BEGIN Entries provided
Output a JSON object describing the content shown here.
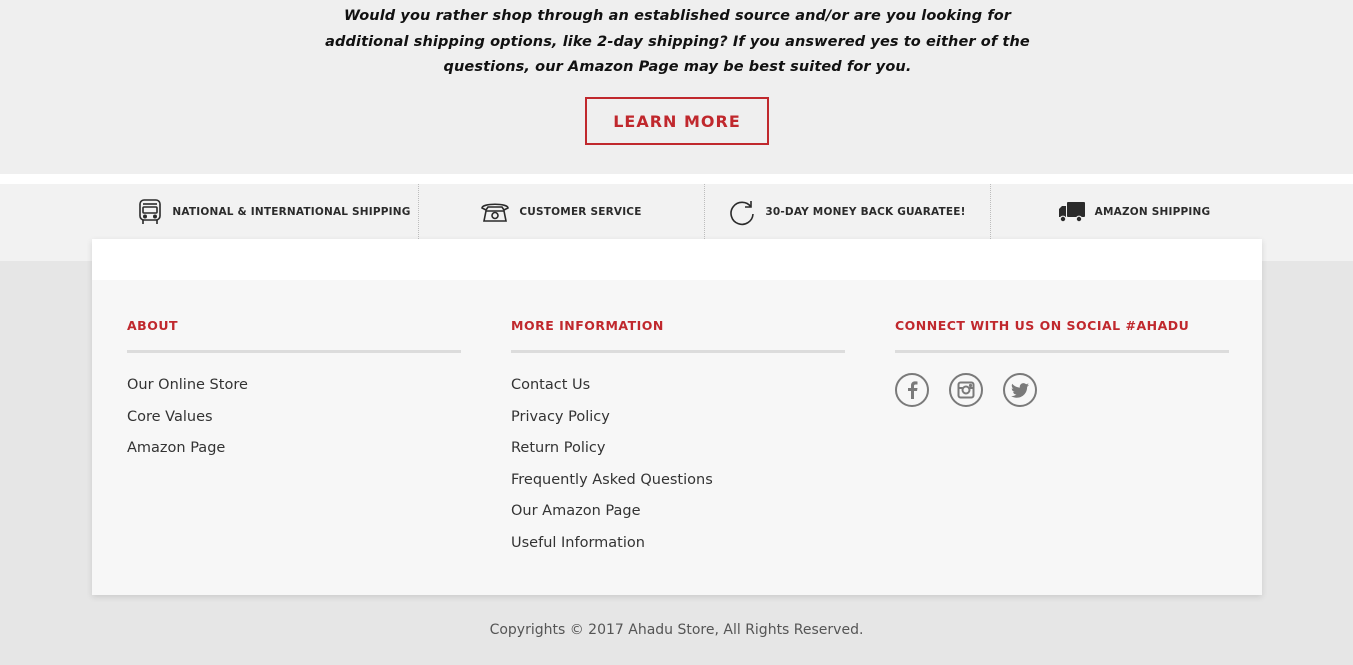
{
  "promo": {
    "text": "Would you rather shop through an established source and/or are you looking for additional shipping options, like 2-day shipping? If you answered yes to either of the questions, our Amazon Page may be best suited for you.",
    "button_label": "LEARN MORE"
  },
  "features": [
    {
      "label": "NATIONAL & INTERNATIONAL SHIPPING",
      "icon": "bus-icon"
    },
    {
      "label": "CUSTOMER SERVICE",
      "icon": "telephone-icon"
    },
    {
      "label": "30-DAY MONEY BACK GUARATEE!",
      "icon": "refresh-icon"
    },
    {
      "label": "AMAZON SHIPPING",
      "icon": "truck-icon"
    }
  ],
  "footer": {
    "about": {
      "title": "ABOUT",
      "links": [
        "Our Online Store",
        "Core Values",
        "Amazon Page"
      ]
    },
    "more_info": {
      "title": "MORE INFORMATION",
      "links": [
        "Contact Us",
        "Privacy Policy",
        "Return Policy",
        "Frequently Asked Questions",
        "Our Amazon Page",
        "Useful Information"
      ]
    },
    "social": {
      "title": "CONNECT WITH US ON SOCIAL #AHADU",
      "icons": [
        "facebook-icon",
        "instagram-icon",
        "twitter-icon"
      ]
    }
  },
  "copyright": "Copyrights © 2017 Ahadu Store, All Rights Reserved.",
  "colors": {
    "accent": "#c0282d",
    "promo_bg": "#efefef",
    "page_bg": "#e6e6e6",
    "card_bg": "#f7f7f7"
  }
}
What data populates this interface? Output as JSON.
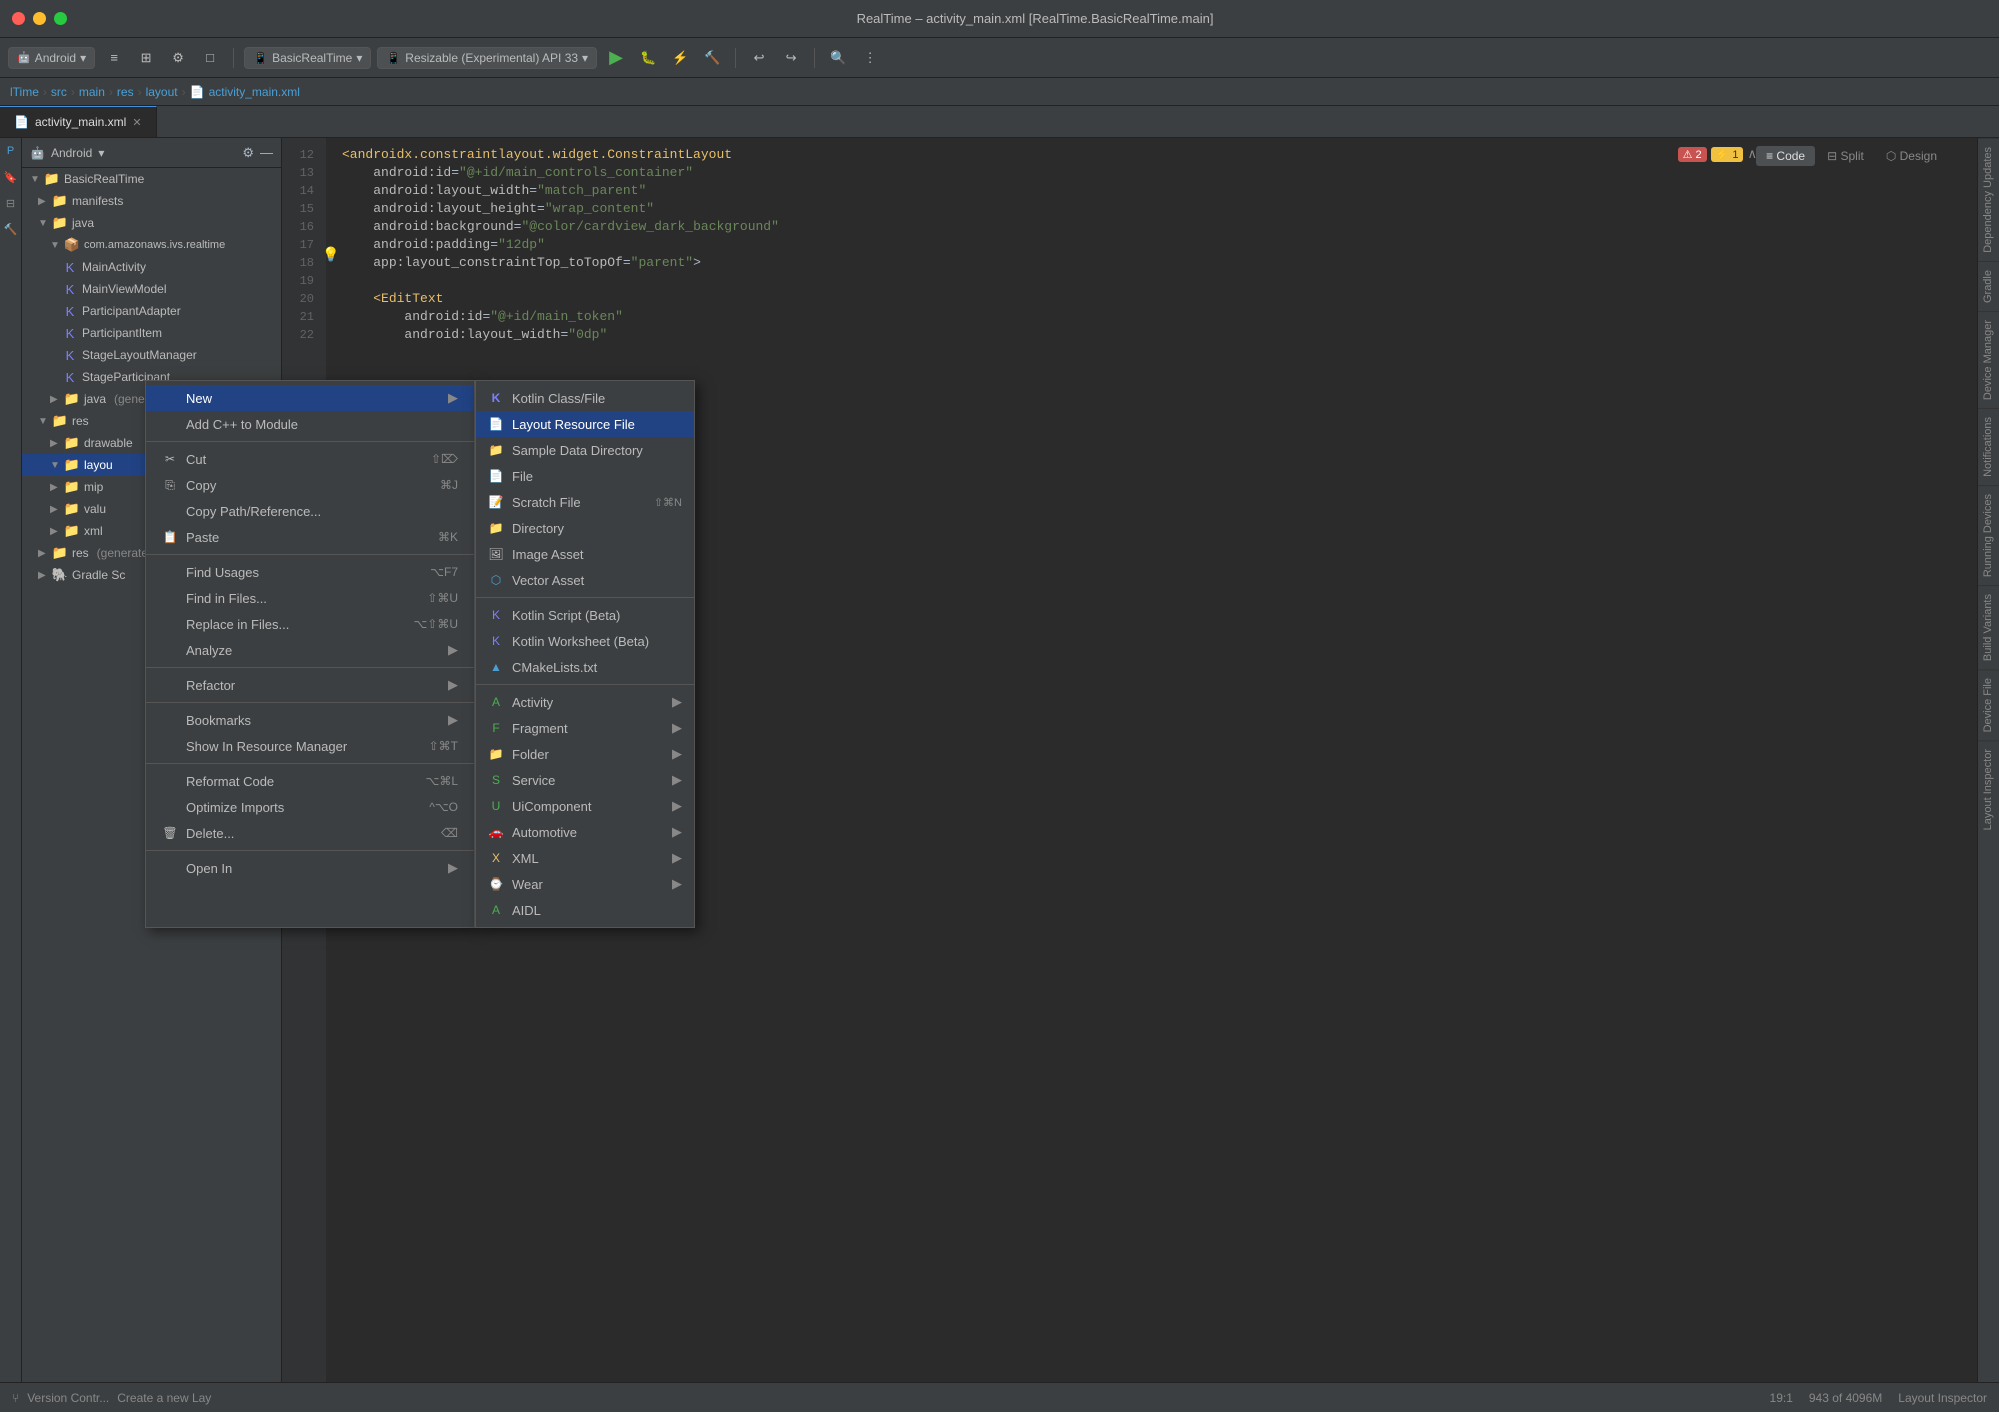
{
  "titleBar": {
    "title": "RealTime – activity_main.xml [RealTime.BasicRealTime.main]"
  },
  "toolbar": {
    "androidDropdown": "Android",
    "basicRealTimeDropdown": "BasicRealTime",
    "apiDropdown": "Resizable (Experimental) API 33",
    "runBtn": "▶",
    "buildBtn": "🔨",
    "profileBtn": "⚡"
  },
  "breadcrumb": {
    "items": [
      "lTime",
      "src",
      "main",
      "res",
      "layout",
      "activity_main.xml"
    ]
  },
  "tabs": [
    {
      "label": "activity_main.xml",
      "active": true
    }
  ],
  "sidebar": {
    "title": "Android",
    "rootLabel": "BasicRealTime",
    "items": [
      {
        "label": "manifests",
        "indent": 1,
        "type": "folder"
      },
      {
        "label": "java",
        "indent": 1,
        "type": "folder",
        "expanded": true
      },
      {
        "label": "com.amazonaws.ivs.realtime",
        "indent": 2,
        "type": "package"
      },
      {
        "label": "MainActivity",
        "indent": 3,
        "type": "class"
      },
      {
        "label": "MainViewModel",
        "indent": 3,
        "type": "class"
      },
      {
        "label": "ParticipantAdapter",
        "indent": 3,
        "type": "class"
      },
      {
        "label": "ParticipantItem",
        "indent": 3,
        "type": "class"
      },
      {
        "label": "StageLayoutManager",
        "indent": 3,
        "type": "class"
      },
      {
        "label": "StageParticipant",
        "indent": 3,
        "type": "class"
      },
      {
        "label": "java (generated)",
        "indent": 2,
        "type": "folder"
      },
      {
        "label": "res",
        "indent": 1,
        "type": "folder",
        "expanded": true
      },
      {
        "label": "drawable",
        "indent": 2,
        "type": "folder"
      },
      {
        "label": "layou",
        "indent": 2,
        "type": "folder",
        "selected": true
      },
      {
        "label": "mip",
        "indent": 2,
        "type": "folder"
      },
      {
        "label": "valu",
        "indent": 2,
        "type": "folder"
      },
      {
        "label": "xml",
        "indent": 2,
        "type": "folder"
      },
      {
        "label": "res (generated)",
        "indent": 1,
        "type": "folder"
      },
      {
        "label": "Gradle Scripts",
        "indent": 1,
        "type": "folder"
      }
    ]
  },
  "codeEditor": {
    "lines": [
      {
        "num": 12,
        "content": "<androidx.constraintlayout.widget.ConstraintLayout",
        "type": "tag"
      },
      {
        "num": 13,
        "content": "    android:id=\"@+id/main_controls_container\"",
        "type": "attr"
      },
      {
        "num": 14,
        "content": "    android:layout_width=\"match_parent\"",
        "type": "attr"
      },
      {
        "num": 15,
        "content": "    android:layout_height=\"wrap_content\"",
        "type": "attr"
      },
      {
        "num": 16,
        "content": "    android:background=\"@color/cardview_dark_background\"",
        "type": "attr"
      },
      {
        "num": 17,
        "content": "    android:padding=\"12dp\"",
        "type": "attr"
      },
      {
        "num": 18,
        "content": "    app:layout_constraintTop_toTopOf=\"parent\">",
        "type": "attr",
        "hasHint": true
      },
      {
        "num": 19,
        "content": "",
        "type": "empty"
      },
      {
        "num": 20,
        "content": "    <EditText",
        "type": "tag"
      },
      {
        "num": 21,
        "content": "        android:id=\"@+id/main_token\"",
        "type": "attr"
      },
      {
        "num": 22,
        "content": "        android:layout_width=\"0dp\"",
        "type": "attr"
      }
    ]
  },
  "contextMenu": {
    "items": [
      {
        "label": "New",
        "hasArrow": true,
        "highlighted": true
      },
      {
        "label": "Add C++ to Module",
        "hasArrow": false
      },
      {
        "separator": true
      },
      {
        "label": "Cut",
        "icon": "✂",
        "shortcut": "⇧⌦"
      },
      {
        "label": "Copy",
        "icon": "",
        "shortcut": "⌘J"
      },
      {
        "label": "Copy Path/Reference...",
        "icon": ""
      },
      {
        "label": "Paste",
        "icon": "",
        "shortcut": "⌘K"
      },
      {
        "separator": true
      },
      {
        "label": "Find Usages",
        "shortcut": "⌥F7"
      },
      {
        "label": "Find in Files...",
        "shortcut": "⇧⌘U"
      },
      {
        "label": "Replace in Files...",
        "shortcut": "⌥⇧⌘U"
      },
      {
        "label": "Analyze",
        "hasArrow": true
      },
      {
        "separator": true
      },
      {
        "label": "Refactor",
        "hasArrow": true
      },
      {
        "separator": true
      },
      {
        "label": "Bookmarks",
        "hasArrow": true
      },
      {
        "label": "Show In Resource Manager",
        "shortcut": "⇧⌘T"
      },
      {
        "separator": true
      },
      {
        "label": "Reformat Code",
        "shortcut": "⌥⌘L"
      },
      {
        "label": "Optimize Imports",
        "shortcut": "^⌥O"
      },
      {
        "label": "Delete...",
        "icon": "",
        "shortcut": "⌫"
      },
      {
        "separator": true
      },
      {
        "label": "Open In",
        "hasArrow": true
      }
    ]
  },
  "newSubmenu": {
    "items": [
      {
        "label": "Kotlin Class/File",
        "icon": "K",
        "iconColor": "#7c7fff"
      },
      {
        "label": "Layout Resource File",
        "icon": "📄",
        "highlighted": true
      },
      {
        "label": "Sample Data Directory",
        "icon": "📁"
      },
      {
        "label": "File",
        "icon": "📄"
      },
      {
        "label": "Scratch File",
        "icon": "📝",
        "shortcut": "⇧⌘N"
      },
      {
        "label": "Directory",
        "icon": "📁"
      },
      {
        "label": "Image Asset",
        "icon": "🖼"
      },
      {
        "label": "Vector Asset",
        "icon": "⬡"
      },
      {
        "separator": true
      },
      {
        "label": "Kotlin Script (Beta)",
        "icon": "K"
      },
      {
        "label": "Kotlin Worksheet (Beta)",
        "icon": "K"
      },
      {
        "label": "CMakeLists.txt",
        "icon": "⚙"
      },
      {
        "separator": true
      },
      {
        "label": "Activity",
        "icon": "A",
        "hasArrow": true
      },
      {
        "label": "Fragment",
        "icon": "F",
        "hasArrow": true
      },
      {
        "label": "Folder",
        "icon": "📁",
        "hasArrow": true
      },
      {
        "label": "Service",
        "icon": "S",
        "hasArrow": true
      },
      {
        "label": "UiComponent",
        "icon": "U",
        "hasArrow": true
      },
      {
        "label": "Automotive",
        "icon": "🚗",
        "hasArrow": true
      },
      {
        "label": "XML",
        "icon": "X",
        "hasArrow": true
      },
      {
        "label": "Wear",
        "icon": "⌚",
        "hasArrow": true
      },
      {
        "label": "AIDL",
        "icon": "A"
      }
    ]
  },
  "statusBar": {
    "vcsLabel": "Version Contr...",
    "createLayerLabel": "Create a new Lay",
    "errorCount": "2",
    "warningCount": "1",
    "position": "19:1",
    "memInfo": "943 of 4096M",
    "codeViewTabs": [
      "Code",
      "Split",
      "Design"
    ]
  }
}
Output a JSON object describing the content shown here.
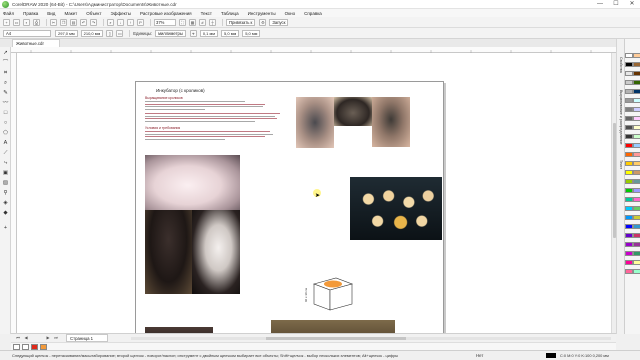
{
  "window": {
    "title": "CorelDRAW 2020 (64-Bit) - C:\\Users\\Администратор\\Documents\\Животные.cdr",
    "minimize": "—",
    "maximize": "☐",
    "close": "✕"
  },
  "menu": [
    "Файл",
    "Правка",
    "Вид",
    "Макет",
    "Объект",
    "Эффекты",
    "Растровые изображения",
    "Текст",
    "Таблица",
    "Инструменты",
    "Окно",
    "Справка"
  ],
  "toolbar": {
    "zoom": "37%",
    "snap_label": "Привязать к",
    "launch_label": "Запуск"
  },
  "property_bar": {
    "page_size": "A4",
    "width": "297,0 мм",
    "height": "210,0 мм",
    "units_label": "Единицы:",
    "units_value": "миллиметры",
    "nudge": "0,1 мм",
    "dup_x": "5,0 мм",
    "dup_y": "5,0 мм"
  },
  "document": {
    "tab_name": "Животные.cdr",
    "heading": "Инкубатор (с кроликов)",
    "subheading_1": "Выращивание кроликов",
    "subheading_2": "Условия и требования",
    "box_label": "40 х 30 см"
  },
  "page_bar": {
    "first": "⏮",
    "prev": "◀",
    "next": "▶",
    "last": "⏭",
    "page_tab": "Страница 1"
  },
  "status": {
    "hint": "Следующий щелчок - перетаскивание/масштабирование; второй щелчок - поворот/наклон; инструмент с двойным щелчком выбирает все объекты; Shift+щелчок - выбор нескольких элементов; Alt+щелчок - цифры",
    "fill": "Нет",
    "outline": "C:0 M:0 Y:0 K:100  0,200 мм"
  },
  "dockers": [
    "Свойства",
    "Выравнивание и распределение",
    "Текст"
  ],
  "colors": {
    "accent": "#2a7fd4",
    "document_red": "#e02a1b",
    "document_orange": "#f39a3a"
  }
}
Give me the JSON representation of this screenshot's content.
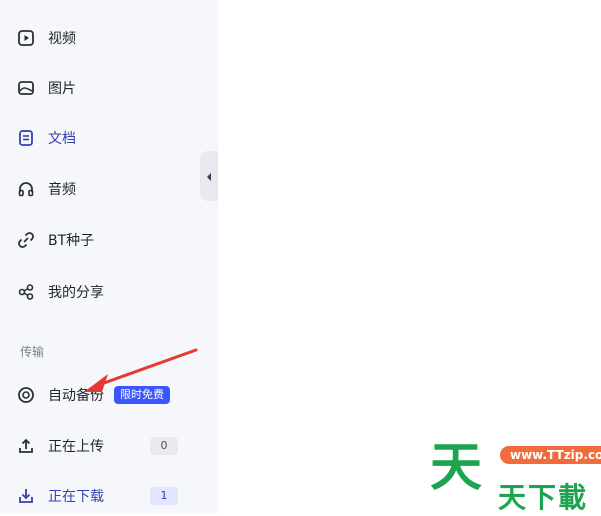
{
  "sidebar": {
    "items": [
      {
        "label": "视频",
        "icon": "video-icon"
      },
      {
        "label": "图片",
        "icon": "image-icon"
      },
      {
        "label": "文档",
        "icon": "document-icon"
      },
      {
        "label": "音频",
        "icon": "headphones-icon"
      },
      {
        "label": "BT种子",
        "icon": "link-icon"
      },
      {
        "label": "我的分享",
        "icon": "share-icon"
      }
    ],
    "transfer_section": {
      "title": "传输",
      "auto_backup": {
        "label": "自动备份",
        "badge": "限时免费",
        "icon": "backup-icon"
      },
      "uploading": {
        "label": "正在上传",
        "count": "0",
        "icon": "upload-icon"
      },
      "downloading": {
        "label": "正在下载",
        "count": "1",
        "icon": "download-icon"
      }
    }
  },
  "colors": {
    "accent": "#3540b3",
    "badge": "#3a56ff",
    "annotation_arrow": "#e53935"
  },
  "watermark": {
    "big": "天",
    "url": "www.TTzip.com",
    "sub": "天下載"
  }
}
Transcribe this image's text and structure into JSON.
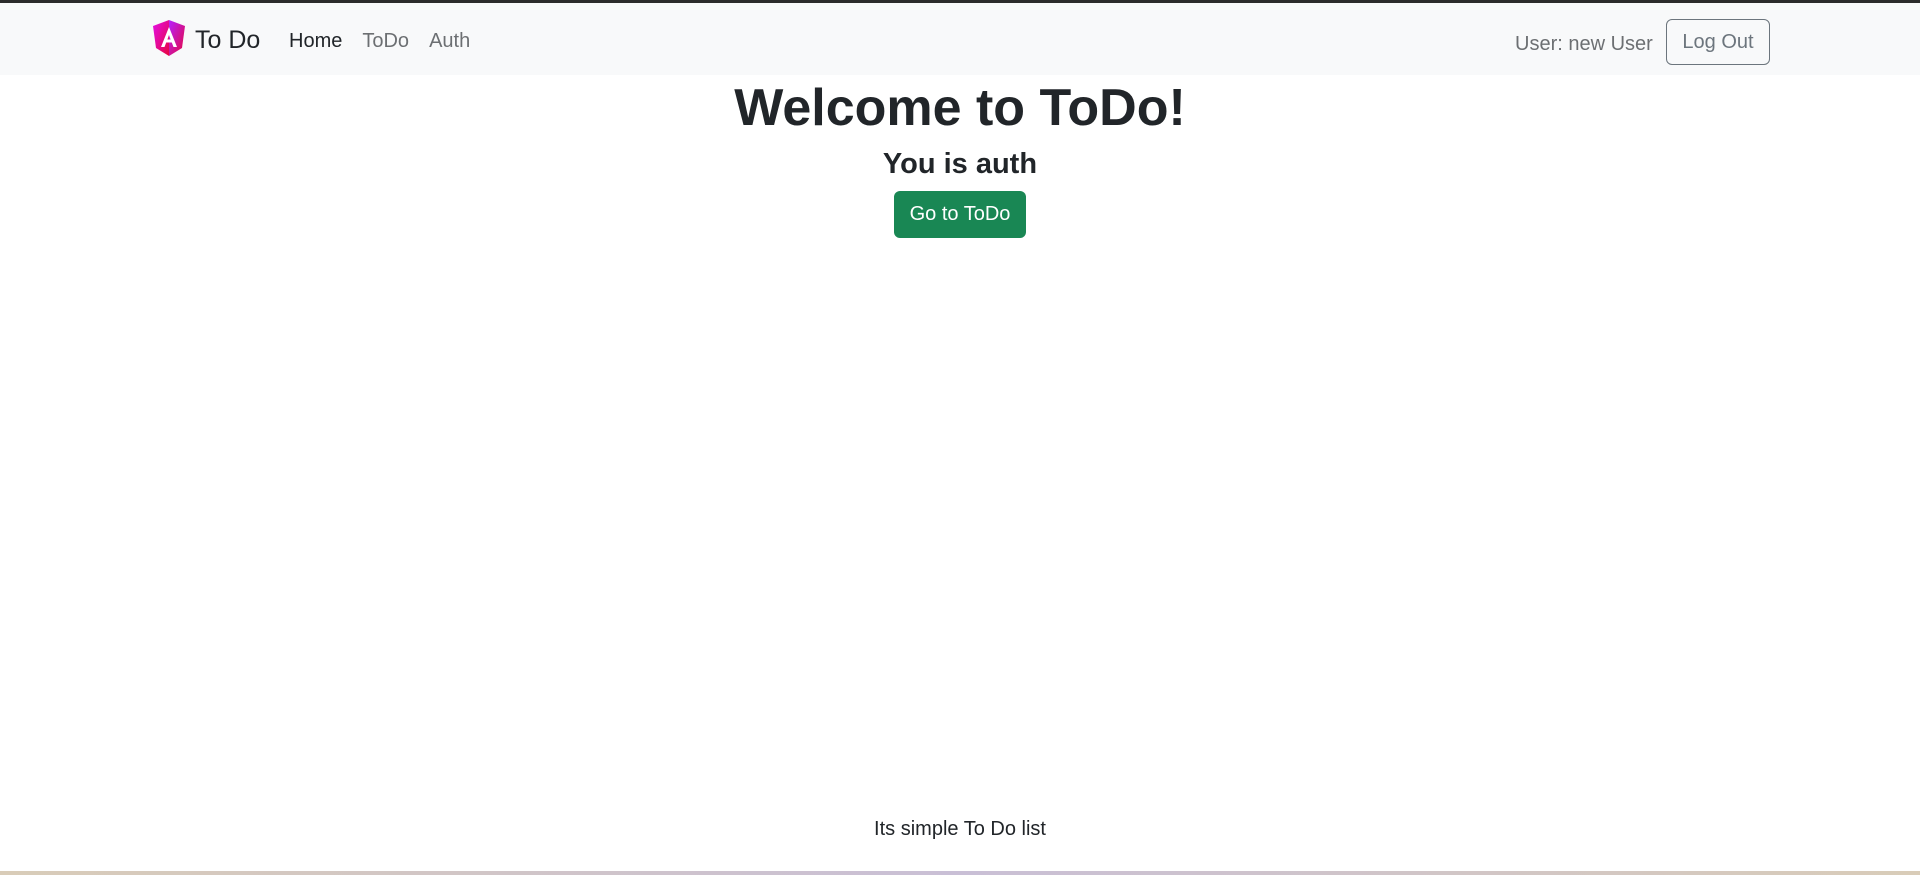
END Entries provided
- _Task objective_
Reproduce exactly, without any picture, the lines from the one bearing "Give me the" to the last line of the records above.

- _Written solution_
Give me the JSON representation of this screenshot's content.
{
  "sidebar": {
    "items": [
      {
        "label": "视频",
        "icon": "video-icon"
      },
      {
        "label": "图片",
        "icon": "image-icon"
      },
      {
        "label": "文档",
        "icon": "document-icon"
      },
      {
        "label": "音频",
        "icon": "headphones-icon"
      },
      {
        "label": "BT种子",
        "icon": "link-icon"
      },
      {
        "label": "我的分享",
        "icon": "share-icon"
      }
    ],
    "transfer_section": {
      "title": "传输",
      "auto_backup": {
        "label": "自动备份",
        "badge": "限时免费",
        "icon": "backup-icon"
      },
      "uploading": {
        "label": "正在上传",
        "count": "0",
        "icon": "upload-icon"
      },
      "downloading": {
        "label": "正在下载",
        "count": "1",
        "icon": "download-icon"
      }
    }
  },
  "colors": {
    "accent": "#3540b3",
    "badge": "#3a56ff",
    "annotation_arrow": "#e53935"
  },
  "watermark": {
    "big": "天",
    "url": "www.TTzip.com",
    "sub": "天下載"
  }
}
Transcribe this image's text and structure into JSON.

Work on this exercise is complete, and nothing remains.